DATA FOR THIS EXERCISE
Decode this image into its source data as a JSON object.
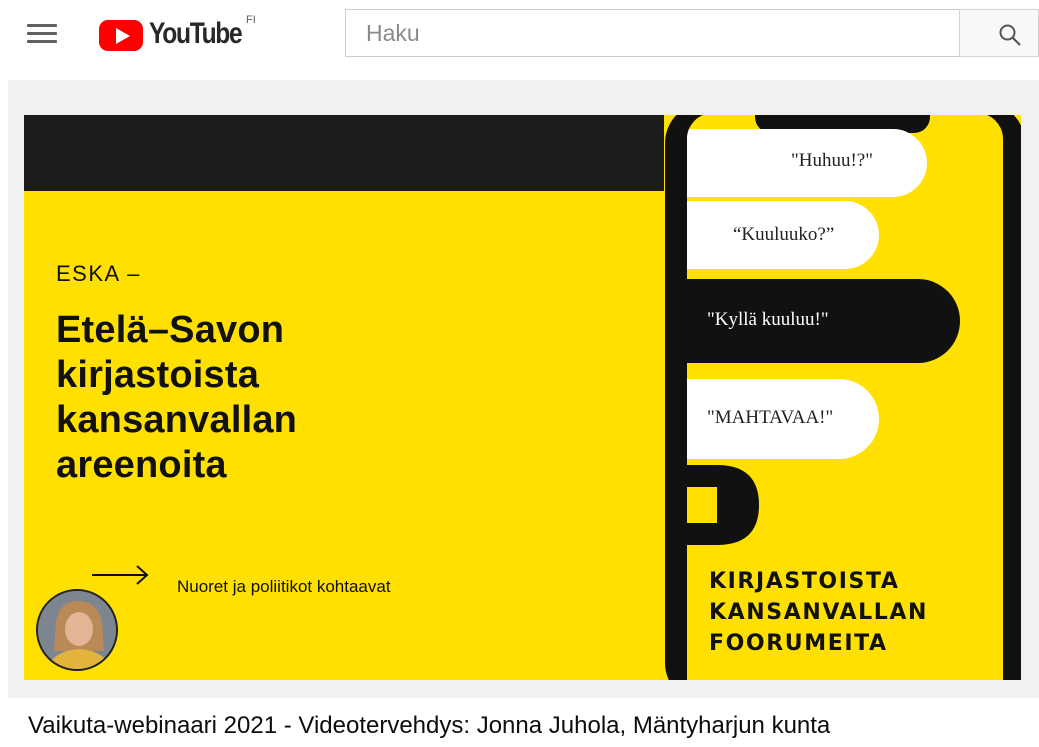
{
  "header": {
    "logo_text": "YouTube",
    "country_code": "FI",
    "search_placeholder": "Haku"
  },
  "video": {
    "title": "Vaikuta-webinaari 2021 - Videotervehdys: Jonna Juhola, Mäntyharjun kunta",
    "thumbnail": {
      "kicker": "ESKA –",
      "headline": [
        "Etelä–Savon",
        "kirjastoista",
        "kansanvallan",
        "areenoita"
      ],
      "subtitle": "Nuoret ja poliitikot kohtaavat",
      "bubbles": [
        "\"Huhuu!?\"",
        "“Kuuluuko?”",
        "\"Kyllä kuuluu!\"",
        "\"MAHTAVAA!\""
      ],
      "phone_text": [
        "KIRJASTOISTA",
        "KANSANVALLAN",
        "FOORUMEITA"
      ],
      "colors": {
        "accent_yellow": "#ffe000",
        "dark": "#111111"
      }
    }
  },
  "colors": {
    "brand_red": "#ff0000"
  }
}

PROBLEM
The data should be printed again unchanged; leave its pictures out.

ANSWER FOR THIS EXERCISE
Decode this image into its source data as a JSON object.
{
  "header": {
    "logo_text": "YouTube",
    "country_code": "FI",
    "search_placeholder": "Haku"
  },
  "video": {
    "title": "Vaikuta-webinaari 2021 - Videotervehdys: Jonna Juhola, Mäntyharjun kunta",
    "thumbnail": {
      "kicker": "ESKA –",
      "headline": [
        "Etelä–Savon",
        "kirjastoista",
        "kansanvallan",
        "areenoita"
      ],
      "subtitle": "Nuoret ja poliitikot kohtaavat",
      "bubbles": [
        "\"Huhuu!?\"",
        "“Kuuluuko?”",
        "\"Kyllä kuuluu!\"",
        "\"MAHTAVAA!\""
      ],
      "phone_text": [
        "KIRJASTOISTA",
        "KANSANVALLAN",
        "FOORUMEITA"
      ],
      "colors": {
        "accent_yellow": "#ffe000",
        "dark": "#111111"
      }
    }
  },
  "colors": {
    "brand_red": "#ff0000"
  }
}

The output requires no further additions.